> **Problem to solve**:
Copy all of the material exactly. Pictures are not to appear in the copy.

> **Stored records**:
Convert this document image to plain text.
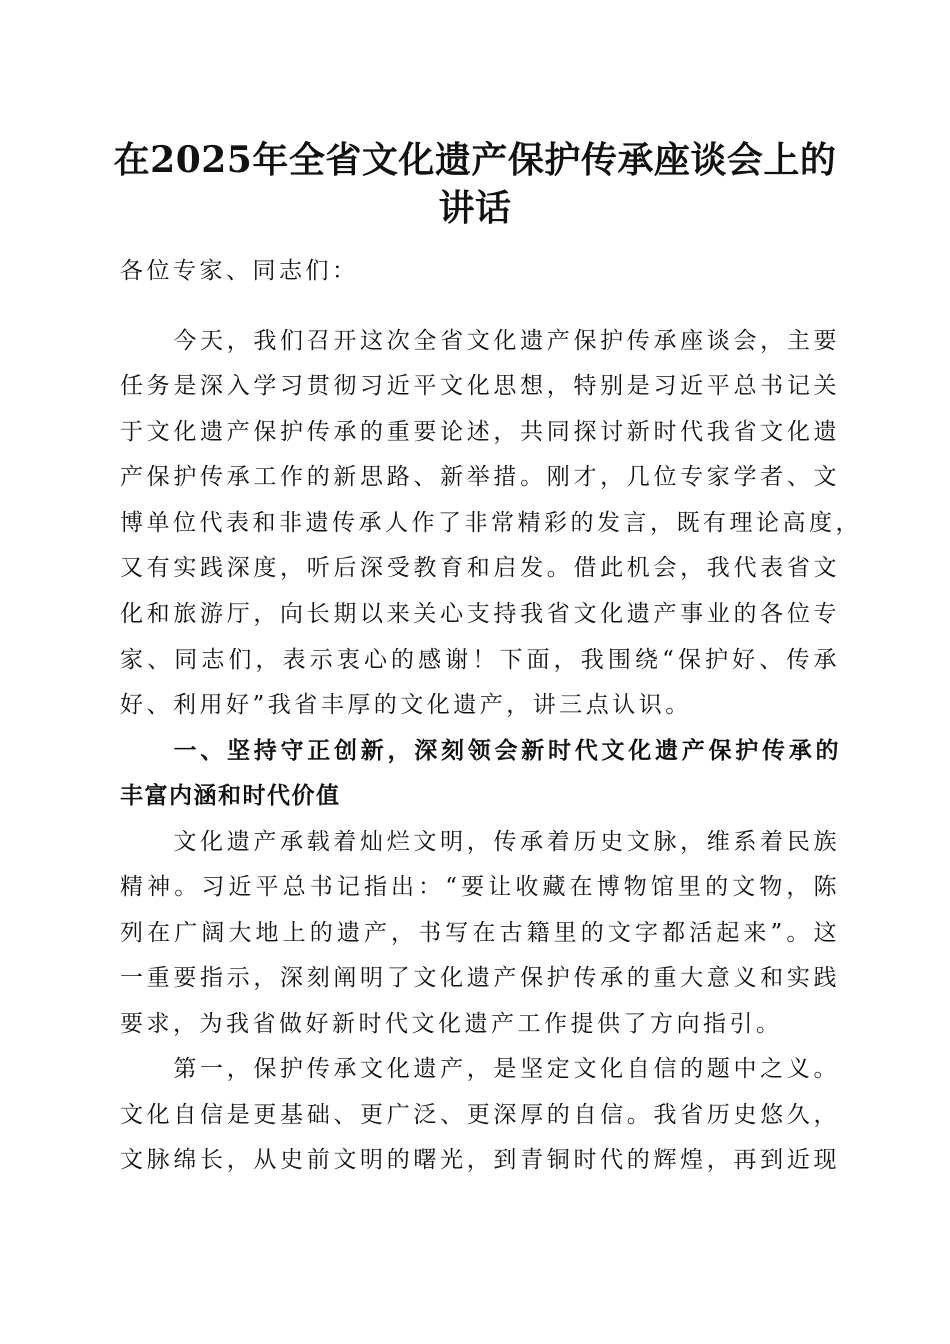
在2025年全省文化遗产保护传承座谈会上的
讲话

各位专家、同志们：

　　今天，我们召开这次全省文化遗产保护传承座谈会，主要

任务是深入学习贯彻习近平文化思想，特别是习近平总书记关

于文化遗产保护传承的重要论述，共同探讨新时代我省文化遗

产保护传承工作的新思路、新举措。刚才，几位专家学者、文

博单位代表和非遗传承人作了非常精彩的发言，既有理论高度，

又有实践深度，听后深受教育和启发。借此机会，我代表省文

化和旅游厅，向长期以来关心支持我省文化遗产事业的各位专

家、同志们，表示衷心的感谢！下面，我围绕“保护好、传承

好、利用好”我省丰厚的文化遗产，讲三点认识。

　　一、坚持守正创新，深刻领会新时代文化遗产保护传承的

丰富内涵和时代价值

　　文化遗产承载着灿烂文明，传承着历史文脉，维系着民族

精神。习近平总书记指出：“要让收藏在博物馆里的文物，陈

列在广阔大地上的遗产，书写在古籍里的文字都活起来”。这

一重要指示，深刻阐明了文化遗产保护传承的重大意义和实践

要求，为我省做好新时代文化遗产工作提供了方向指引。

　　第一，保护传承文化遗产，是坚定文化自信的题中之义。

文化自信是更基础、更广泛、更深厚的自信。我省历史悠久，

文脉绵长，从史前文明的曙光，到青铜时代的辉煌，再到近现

> **Exercise response**:
Convert this document image to plain text.
在2025年全省文化遗产保护传承座谈会上的
讲话

各位专家、同志们：

　　今天，我们召开这次全省文化遗产保护传承座谈会，主要

任务是深入学习贯彻习近平文化思想，特别是习近平总书记关

于文化遗产保护传承的重要论述，共同探讨新时代我省文化遗

产保护传承工作的新思路、新举措。刚才，几位专家学者、文

博单位代表和非遗传承人作了非常精彩的发言，既有理论高度，

又有实践深度，听后深受教育和启发。借此机会，我代表省文

化和旅游厅，向长期以来关心支持我省文化遗产事业的各位专

家、同志们，表示衷心的感谢！下面，我围绕“保护好、传承

好、利用好”我省丰厚的文化遗产，讲三点认识。

　　一、坚持守正创新，深刻领会新时代文化遗产保护传承的

丰富内涵和时代价值

　　文化遗产承载着灿烂文明，传承着历史文脉，维系着民族

精神。习近平总书记指出：“要让收藏在博物馆里的文物，陈

列在广阔大地上的遗产，书写在古籍里的文字都活起来”。这

一重要指示，深刻阐明了文化遗产保护传承的重大意义和实践

要求，为我省做好新时代文化遗产工作提供了方向指引。

　　第一，保护传承文化遗产，是坚定文化自信的题中之义。

文化自信是更基础、更广泛、更深厚的自信。我省历史悠久，

文脉绵长，从史前文明的曙光，到青铜时代的辉煌，再到近现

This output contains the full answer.